--- The task ---
Where a line contains the string "icon", copy that line.

[Data excerpts]

===============

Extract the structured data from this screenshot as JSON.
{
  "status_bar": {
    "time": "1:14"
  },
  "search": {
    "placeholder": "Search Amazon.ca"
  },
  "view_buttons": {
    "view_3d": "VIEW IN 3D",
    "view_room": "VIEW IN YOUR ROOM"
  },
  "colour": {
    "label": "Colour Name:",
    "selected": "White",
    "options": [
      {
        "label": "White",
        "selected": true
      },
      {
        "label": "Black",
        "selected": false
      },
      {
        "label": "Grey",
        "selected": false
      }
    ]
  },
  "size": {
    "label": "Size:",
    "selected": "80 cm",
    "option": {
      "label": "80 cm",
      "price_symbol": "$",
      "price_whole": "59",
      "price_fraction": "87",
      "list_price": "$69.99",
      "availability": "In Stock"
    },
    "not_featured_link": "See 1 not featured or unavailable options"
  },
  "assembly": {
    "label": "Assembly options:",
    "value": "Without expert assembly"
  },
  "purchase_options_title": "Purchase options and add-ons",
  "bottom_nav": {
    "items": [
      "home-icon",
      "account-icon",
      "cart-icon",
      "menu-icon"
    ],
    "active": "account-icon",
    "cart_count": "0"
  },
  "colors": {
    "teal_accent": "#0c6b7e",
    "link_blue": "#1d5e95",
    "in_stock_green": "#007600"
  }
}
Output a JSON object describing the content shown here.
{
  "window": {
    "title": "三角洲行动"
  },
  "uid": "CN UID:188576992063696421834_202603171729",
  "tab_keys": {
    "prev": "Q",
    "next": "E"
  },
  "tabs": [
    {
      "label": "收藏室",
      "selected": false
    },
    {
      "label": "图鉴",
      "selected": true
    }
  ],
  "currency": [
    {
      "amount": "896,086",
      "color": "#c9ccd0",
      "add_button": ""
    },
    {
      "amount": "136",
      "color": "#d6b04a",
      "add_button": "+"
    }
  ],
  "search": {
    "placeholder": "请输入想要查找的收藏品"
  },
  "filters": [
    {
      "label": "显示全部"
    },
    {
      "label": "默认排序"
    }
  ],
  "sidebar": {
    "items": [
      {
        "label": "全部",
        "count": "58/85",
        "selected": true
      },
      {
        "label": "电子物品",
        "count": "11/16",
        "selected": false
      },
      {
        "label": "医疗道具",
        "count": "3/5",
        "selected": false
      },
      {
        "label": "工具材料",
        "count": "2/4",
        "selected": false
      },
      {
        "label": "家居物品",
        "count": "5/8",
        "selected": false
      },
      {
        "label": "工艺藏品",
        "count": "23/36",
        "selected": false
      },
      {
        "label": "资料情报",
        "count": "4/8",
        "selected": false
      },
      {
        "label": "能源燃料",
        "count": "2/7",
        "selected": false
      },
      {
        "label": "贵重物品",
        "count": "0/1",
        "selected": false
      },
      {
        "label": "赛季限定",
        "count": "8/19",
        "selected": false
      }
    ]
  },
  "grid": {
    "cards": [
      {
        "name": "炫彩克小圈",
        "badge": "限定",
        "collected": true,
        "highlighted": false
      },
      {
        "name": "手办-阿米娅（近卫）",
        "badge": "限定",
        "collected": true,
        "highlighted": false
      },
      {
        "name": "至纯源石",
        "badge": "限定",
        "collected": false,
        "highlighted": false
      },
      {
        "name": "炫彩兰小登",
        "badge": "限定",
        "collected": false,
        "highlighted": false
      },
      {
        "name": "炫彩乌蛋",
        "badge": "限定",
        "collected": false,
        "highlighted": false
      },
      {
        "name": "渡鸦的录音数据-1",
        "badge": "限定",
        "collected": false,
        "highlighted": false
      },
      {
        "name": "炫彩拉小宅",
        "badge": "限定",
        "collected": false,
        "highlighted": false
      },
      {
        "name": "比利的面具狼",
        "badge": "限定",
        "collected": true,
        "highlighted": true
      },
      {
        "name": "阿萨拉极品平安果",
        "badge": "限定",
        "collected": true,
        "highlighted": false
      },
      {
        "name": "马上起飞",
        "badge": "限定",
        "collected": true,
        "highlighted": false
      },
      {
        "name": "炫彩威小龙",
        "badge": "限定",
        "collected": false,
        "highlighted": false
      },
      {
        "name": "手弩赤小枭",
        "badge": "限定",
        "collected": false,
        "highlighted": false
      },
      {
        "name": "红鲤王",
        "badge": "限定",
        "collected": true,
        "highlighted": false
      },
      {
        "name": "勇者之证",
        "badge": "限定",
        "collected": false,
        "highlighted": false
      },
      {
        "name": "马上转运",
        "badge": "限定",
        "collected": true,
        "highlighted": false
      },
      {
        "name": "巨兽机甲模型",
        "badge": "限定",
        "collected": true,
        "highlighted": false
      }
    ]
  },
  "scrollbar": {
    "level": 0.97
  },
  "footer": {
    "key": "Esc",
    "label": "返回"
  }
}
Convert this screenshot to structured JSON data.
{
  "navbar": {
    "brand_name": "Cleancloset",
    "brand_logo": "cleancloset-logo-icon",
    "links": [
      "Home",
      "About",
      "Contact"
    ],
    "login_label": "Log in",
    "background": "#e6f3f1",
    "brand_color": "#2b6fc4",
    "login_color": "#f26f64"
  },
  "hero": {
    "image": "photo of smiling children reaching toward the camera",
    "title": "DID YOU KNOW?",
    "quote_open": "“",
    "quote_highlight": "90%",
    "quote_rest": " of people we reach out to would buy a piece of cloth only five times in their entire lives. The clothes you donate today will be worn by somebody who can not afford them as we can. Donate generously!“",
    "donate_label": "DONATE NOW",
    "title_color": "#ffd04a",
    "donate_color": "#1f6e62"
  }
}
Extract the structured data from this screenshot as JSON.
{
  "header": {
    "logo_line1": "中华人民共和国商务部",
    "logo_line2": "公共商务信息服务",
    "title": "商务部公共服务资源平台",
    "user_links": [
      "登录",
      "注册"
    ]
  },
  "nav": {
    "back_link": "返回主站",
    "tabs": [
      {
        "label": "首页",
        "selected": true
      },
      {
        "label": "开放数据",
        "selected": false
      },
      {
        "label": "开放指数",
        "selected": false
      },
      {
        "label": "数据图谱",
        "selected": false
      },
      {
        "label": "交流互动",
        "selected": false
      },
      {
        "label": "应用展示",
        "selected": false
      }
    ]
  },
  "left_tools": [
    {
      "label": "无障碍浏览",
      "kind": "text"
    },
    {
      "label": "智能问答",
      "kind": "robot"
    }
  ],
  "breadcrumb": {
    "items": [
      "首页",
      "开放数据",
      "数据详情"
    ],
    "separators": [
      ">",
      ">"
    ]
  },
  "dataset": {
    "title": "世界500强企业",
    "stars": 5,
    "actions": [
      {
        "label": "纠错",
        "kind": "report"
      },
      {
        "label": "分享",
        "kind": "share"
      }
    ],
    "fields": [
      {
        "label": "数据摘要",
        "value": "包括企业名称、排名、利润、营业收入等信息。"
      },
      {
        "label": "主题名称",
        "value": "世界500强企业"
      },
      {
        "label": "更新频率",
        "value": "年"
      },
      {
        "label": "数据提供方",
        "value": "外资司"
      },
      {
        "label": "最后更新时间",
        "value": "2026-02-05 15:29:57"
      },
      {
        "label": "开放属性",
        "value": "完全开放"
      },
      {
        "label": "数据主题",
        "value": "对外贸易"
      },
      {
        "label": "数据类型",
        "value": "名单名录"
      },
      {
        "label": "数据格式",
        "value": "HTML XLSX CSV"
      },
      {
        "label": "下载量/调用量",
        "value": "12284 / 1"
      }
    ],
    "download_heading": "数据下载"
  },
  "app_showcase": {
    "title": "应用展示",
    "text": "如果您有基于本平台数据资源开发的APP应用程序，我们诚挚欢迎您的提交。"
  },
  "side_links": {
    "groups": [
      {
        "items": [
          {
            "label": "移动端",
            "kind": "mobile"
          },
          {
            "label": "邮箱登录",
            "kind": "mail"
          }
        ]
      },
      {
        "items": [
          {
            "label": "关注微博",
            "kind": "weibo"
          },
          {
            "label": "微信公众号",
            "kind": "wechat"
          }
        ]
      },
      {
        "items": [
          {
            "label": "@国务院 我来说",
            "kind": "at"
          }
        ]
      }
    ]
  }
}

===============

--- Exercise output ---
      "home-icon",
      "account-icon",
      "cart-icon",
      "menu-icon"
    "active": "account-icon",
    "brand_logo": "cleancloset-logo-icon",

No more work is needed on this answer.